* **Required work**
Copy, from the entries below, each line where the word "content" can be found.

-- Begin --

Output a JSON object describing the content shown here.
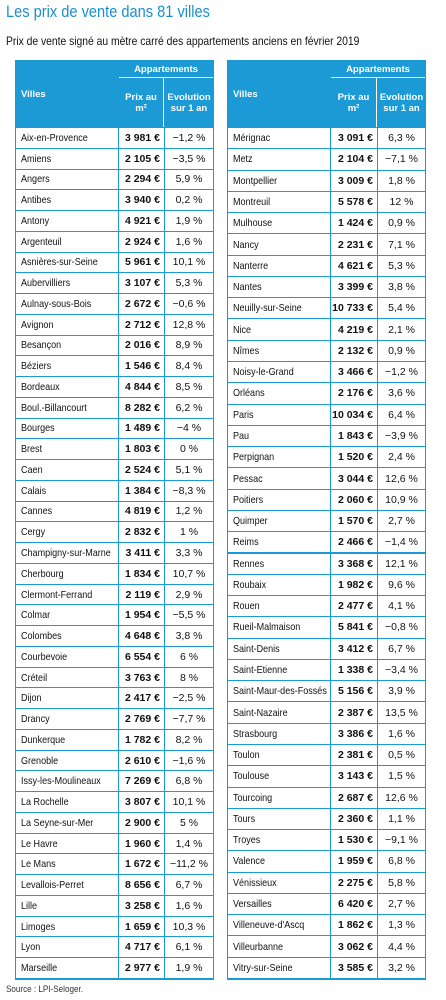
{
  "title": "Les prix de vente dans 81 villes",
  "subtitle": "Prix de vente signé au mètre carré des appartements anciens en février 2019",
  "tables": [
    {
      "headers": {
        "city": "Villes",
        "group": "Appartements",
        "price": "Prix au m²",
        "change": "Evolution sur 1 an"
      },
      "rows": [
        [
          "Aix-en-Provence",
          "3 981 €",
          "−1,2 %"
        ],
        [
          "Amiens",
          "2 105 €",
          "−3,5 %"
        ],
        [
          "Angers",
          "2 294 €",
          "5,9 %"
        ],
        [
          "Antibes",
          "3 940 €",
          "0,2 %"
        ],
        [
          "Antony",
          "4 921 €",
          "1,9 %"
        ],
        [
          "Argenteuil",
          "2 924 €",
          "1,6 %"
        ],
        [
          "Asnières-sur-Seine",
          "5 961 €",
          "10,1 %"
        ],
        [
          "Aubervilliers",
          "3 107 €",
          "5,3 %"
        ],
        [
          "Aulnay-sous-Bois",
          "2 672 €",
          "−0,6 %"
        ],
        [
          "Avignon",
          "2 712 €",
          "12,8 %"
        ],
        [
          "Besançon",
          "2 016 €",
          "8,9 %"
        ],
        [
          "Béziers",
          "1 546 €",
          "8,4 %"
        ],
        [
          "Bordeaux",
          "4 844 €",
          "8,5 %"
        ],
        [
          "Boul.-Billancourt",
          "8 282 €",
          "6,2 %"
        ],
        [
          "Bourges",
          "1 489 €",
          "−4 %"
        ],
        [
          "Brest",
          "1 803 €",
          "0 %"
        ],
        [
          "Caen",
          "2 524 €",
          "5,1 %"
        ],
        [
          "Calais",
          "1 384 €",
          "−8,3 %"
        ],
        [
          "Cannes",
          "4 819 €",
          "1,2 %"
        ],
        [
          "Cergy",
          "2 832 €",
          "1 %"
        ],
        [
          "Champigny-sur-Marne",
          "3 411 €",
          "3,3 %"
        ],
        [
          "Cherbourg",
          "1 834 €",
          "10,7 %"
        ],
        [
          "Clermont-Ferrand",
          "2 119 €",
          "2,9 %"
        ],
        [
          "Colmar",
          "1 954 €",
          "−5,5 %"
        ],
        [
          "Colombes",
          "4 648 €",
          "3,8 %"
        ],
        [
          "Courbevoie",
          "6 554 €",
          "6 %"
        ],
        [
          "Créteil",
          "3 763 €",
          "8 %"
        ],
        [
          "Dijon",
          "2 417 €",
          "−2,5 %"
        ],
        [
          "Drancy",
          "2 769 €",
          "−7,7 %"
        ],
        [
          "Dunkerque",
          "1 782 €",
          "8,2 %"
        ],
        [
          "Grenoble",
          "2 610 €",
          "−1,6 %"
        ],
        [
          "Issy-les-Moulineaux",
          "7 269 €",
          "6,8 %"
        ],
        [
          "La Rochelle",
          "3 807 €",
          "10,1 %"
        ],
        [
          "La Seyne-sur-Mer",
          "2 900 €",
          "5 %"
        ],
        [
          "Le Havre",
          "1 960 €",
          "1,4 %"
        ],
        [
          "Le Mans",
          "1 672 €",
          "−11,2 %"
        ],
        [
          "Levallois-Perret",
          "8 656 €",
          "6,7 %"
        ],
        [
          "Lille",
          "3 258 €",
          "1,6 %"
        ],
        [
          "Limoges",
          "1 659 €",
          "10,3 %"
        ],
        [
          "Lyon",
          "4 717 €",
          "6,1 %"
        ],
        [
          "Marseille",
          "2 977 €",
          "1,9 %"
        ]
      ]
    },
    {
      "headers": {
        "city": "Villes",
        "group": "Appartements",
        "price": "Prix au m²",
        "change": "Evolution sur 1 an"
      },
      "rows": [
        [
          "Mérignac",
          "3 091 €",
          "6,3 %"
        ],
        [
          "Metz",
          "2 104 €",
          "−7,1 %"
        ],
        [
          "Montpellier",
          "3 009 €",
          "1,8 %"
        ],
        [
          "Montreuil",
          "5 578 €",
          "12 %"
        ],
        [
          "Mulhouse",
          "1 424 €",
          "0,9 %"
        ],
        [
          "Nancy",
          "2 231 €",
          "7,1 %"
        ],
        [
          "Nanterre",
          "4 621 €",
          "5,3 %"
        ],
        [
          "Nantes",
          "3 399 €",
          "3,8 %"
        ],
        [
          "Neuilly-sur-Seine",
          "10 733 €",
          "5,4 %"
        ],
        [
          "Nice",
          "4 219 €",
          "2,1 %"
        ],
        [
          "Nîmes",
          "2 132 €",
          "0,9 %"
        ],
        [
          "Noisy-le-Grand",
          "3 466 €",
          "−1,2 %"
        ],
        [
          "Orléans",
          "2 176 €",
          "3,6 %"
        ],
        [
          "Paris",
          "10 034 €",
          "6,4 %"
        ],
        [
          "Pau",
          "1 843 €",
          "−3,9 %"
        ],
        [
          "Perpignan",
          "1 520 €",
          "2,4 %"
        ],
        [
          "Pessac",
          "3 044 €",
          "12,6 %"
        ],
        [
          "Poitiers",
          "2 060 €",
          "10,9 %"
        ],
        [
          "Quimper",
          "1 570 €",
          "2,7 %"
        ],
        [
          "Reims",
          "2 466 €",
          "−1,4 %"
        ],
        [
          "Rennes",
          "3 368 €",
          "12,1 %"
        ],
        [
          "Roubaix",
          "1 982 €",
          "9,6 %"
        ],
        [
          "Rouen",
          "2 477 €",
          "4,1 %"
        ],
        [
          "Rueil-Malmaison",
          "5 841 €",
          "−0,8 %"
        ],
        [
          "Saint-Denis",
          "3 412 €",
          "6,7 %"
        ],
        [
          "Saint-Etienne",
          "1 338 €",
          "−3,4 %"
        ],
        [
          "Saint-Maur-des-Fossés",
          "5 156 €",
          "3,9 %"
        ],
        [
          "Saint-Nazaire",
          "2 387 €",
          "13,5 %"
        ],
        [
          "Strasbourg",
          "3 386 €",
          "1,6 %"
        ],
        [
          "Toulon",
          "2 381 €",
          "0,5 %"
        ],
        [
          "Toulouse",
          "3 143 €",
          "1,5 %"
        ],
        [
          "Tourcoing",
          "2 687 €",
          "12,6 %"
        ],
        [
          "Tours",
          "2 360 €",
          "1,1 %"
        ],
        [
          "Troyes",
          "1 530 €",
          "−9,1 %"
        ],
        [
          "Valence",
          "1 959 €",
          "6,8 %"
        ],
        [
          "Vénissieux",
          "2 275 €",
          "5,8 %"
        ],
        [
          "Versailles",
          "6 420 €",
          "2,7 %"
        ],
        [
          "Villeneuve-d'Ascq",
          "1 862 €",
          "1,3 %"
        ],
        [
          "Villeurbanne",
          "3 062 €",
          "4,4 %"
        ],
        [
          "Vitry-sur-Seine",
          "3 585 €",
          "3,2 %"
        ]
      ]
    }
  ],
  "source": "Source : LPI-Seloger."
}
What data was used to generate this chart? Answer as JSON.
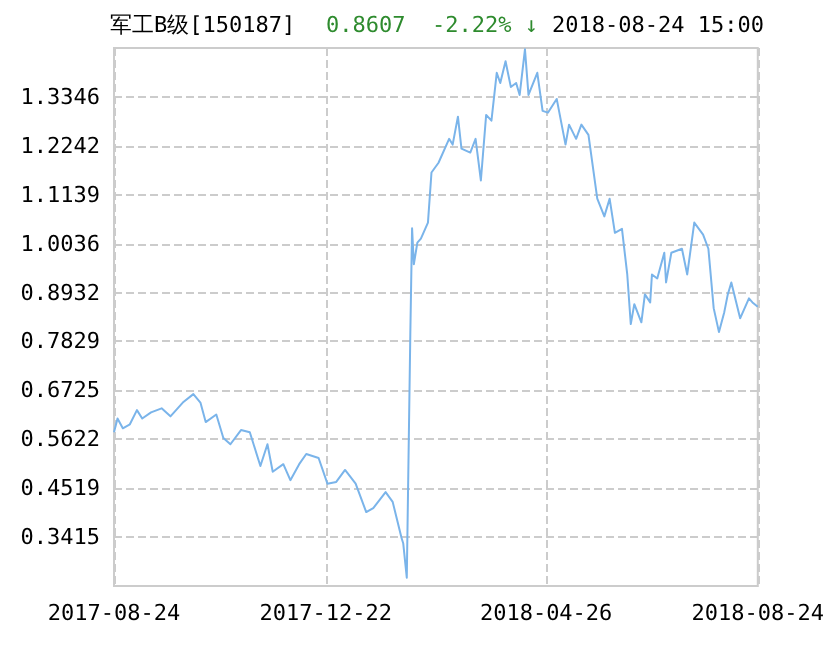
{
  "chart_data": {
    "type": "line",
    "title": "军工B级[150187]",
    "annotations": [
      "0.8607  -2.22% ↓",
      "2018-08-24 15:00"
    ],
    "x": [
      "2017-08-24",
      "2017-08-26",
      "2017-08-29",
      "2017-09-02",
      "2017-09-06",
      "2017-09-09",
      "2017-09-14",
      "2017-09-20",
      "2017-09-25",
      "2017-10-02",
      "2017-10-08",
      "2017-10-12",
      "2017-10-15",
      "2017-10-21",
      "2017-10-25",
      "2017-10-29",
      "2017-11-04",
      "2017-11-09",
      "2017-11-15",
      "2017-11-19",
      "2017-11-22",
      "2017-11-28",
      "2017-12-02",
      "2017-12-07",
      "2017-12-11",
      "2017-12-18",
      "2017-12-23",
      "2017-12-28",
      "2018-01-02",
      "2018-01-08",
      "2018-01-14",
      "2018-01-18",
      "2018-01-25",
      "2018-01-29",
      "2018-02-03",
      "2018-02-04",
      "2018-02-06",
      "2018-02-08",
      "2018-02-09",
      "2018-02-10",
      "2018-02-12",
      "2018-02-14",
      "2018-02-18",
      "2018-02-20",
      "2018-02-24",
      "2018-03-02",
      "2018-03-04",
      "2018-03-07",
      "2018-03-09",
      "2018-03-14",
      "2018-03-17",
      "2018-03-20",
      "2018-03-23",
      "2018-03-26",
      "2018-03-29",
      "2018-03-31",
      "2018-04-03",
      "2018-04-06",
      "2018-04-09",
      "2018-04-11",
      "2018-04-14",
      "2018-04-16",
      "2018-04-21",
      "2018-04-24",
      "2018-04-27",
      "2018-05-02",
      "2018-05-07",
      "2018-05-09",
      "2018-05-13",
      "2018-05-16",
      "2018-05-20",
      "2018-05-25",
      "2018-05-29",
      "2018-06-01",
      "2018-06-04",
      "2018-06-08",
      "2018-06-11",
      "2018-06-13",
      "2018-06-15",
      "2018-06-19",
      "2018-06-21",
      "2018-06-24",
      "2018-06-25",
      "2018-06-28",
      "2018-07-02",
      "2018-07-03",
      "2018-07-06",
      "2018-07-12",
      "2018-07-15",
      "2018-07-19",
      "2018-07-24",
      "2018-07-27",
      "2018-07-30",
      "2018-08-02",
      "2018-08-05",
      "2018-08-07",
      "2018-08-09",
      "2018-08-14",
      "2018-08-19",
      "2018-08-21",
      "2018-08-24"
    ],
    "series": [
      {
        "color": "#7ab4ea",
        "values": [
          0.578,
          0.609,
          0.587,
          0.596,
          0.628,
          0.609,
          0.623,
          0.632,
          0.614,
          0.645,
          0.664,
          0.645,
          0.601,
          0.618,
          0.565,
          0.551,
          0.583,
          0.578,
          0.502,
          0.551,
          0.489,
          0.506,
          0.47,
          0.506,
          0.529,
          0.52,
          0.462,
          0.466,
          0.493,
          0.462,
          0.398,
          0.407,
          0.443,
          0.421,
          0.34,
          0.327,
          0.25,
          0.799,
          1.038,
          0.957,
          1.006,
          1.015,
          1.051,
          1.164,
          1.186,
          1.24,
          1.227,
          1.29,
          1.218,
          1.209,
          1.24,
          1.146,
          1.294,
          1.281,
          1.389,
          1.366,
          1.415,
          1.357,
          1.366,
          1.339,
          1.442,
          1.339,
          1.389,
          1.303,
          1.299,
          1.33,
          1.227,
          1.272,
          1.24,
          1.272,
          1.249,
          1.105,
          1.065,
          1.105,
          1.028,
          1.037,
          0.934,
          0.822,
          0.867,
          0.826,
          0.889,
          0.871,
          0.934,
          0.925,
          0.983,
          0.916,
          0.983,
          0.992,
          0.934,
          1.051,
          1.024,
          0.992,
          0.858,
          0.804,
          0.849,
          0.889,
          0.916,
          0.835,
          0.88,
          0.871,
          0.861
        ]
      }
    ],
    "xlim": [
      "2017-08-24",
      "2018-08-24"
    ],
    "xticks": [
      "2017-08-24",
      "2017-12-22",
      "2018-04-26",
      "2018-08-24"
    ],
    "ylim": [
      0.2312,
      1.4449
    ],
    "yticks": [
      0.3415,
      0.4519,
      0.5622,
      0.6725,
      0.7829,
      0.8932,
      1.0036,
      1.1139,
      1.2242,
      1.3346
    ],
    "grid": true,
    "marker": "none",
    "line_style": "solid"
  }
}
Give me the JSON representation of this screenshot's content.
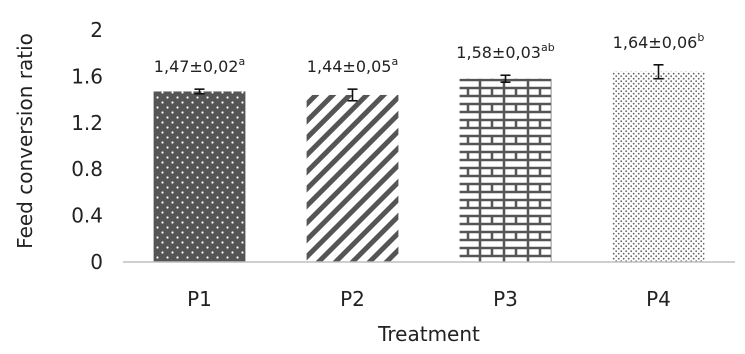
{
  "chart_data": {
    "type": "bar",
    "title": "",
    "xlabel": "Treatment",
    "ylabel": "Feed conversion ratio",
    "ylim": [
      0,
      2
    ],
    "yticks": [
      "0",
      "0.4",
      "0.8",
      "1.2",
      "1.6",
      "2"
    ],
    "grid": false,
    "legend": "none",
    "categories": [
      "P1",
      "P2",
      "P3",
      "P4"
    ],
    "values": [
      1.47,
      1.44,
      1.58,
      1.64
    ],
    "errors": [
      0.02,
      0.05,
      0.03,
      0.06
    ],
    "data_labels": [
      {
        "text": "1,47±0,02",
        "sup": "a"
      },
      {
        "text": "1,44±0,05",
        "sup": "a"
      },
      {
        "text": "1,58±0,03",
        "sup": "ab"
      },
      {
        "text": "1,64±0,06",
        "sup": "b"
      }
    ],
    "fill_patterns": [
      "dark-dotted",
      "diagonal-stripes",
      "brick",
      "light-dotted"
    ],
    "colors": {
      "bar_dark": "#555555",
      "axis": "#bfbfbf",
      "text": "#222222"
    }
  }
}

-- End --

* **Output below**
Output a JSON object describing the content shown here.
Give me the JSON representation of this screenshot's content.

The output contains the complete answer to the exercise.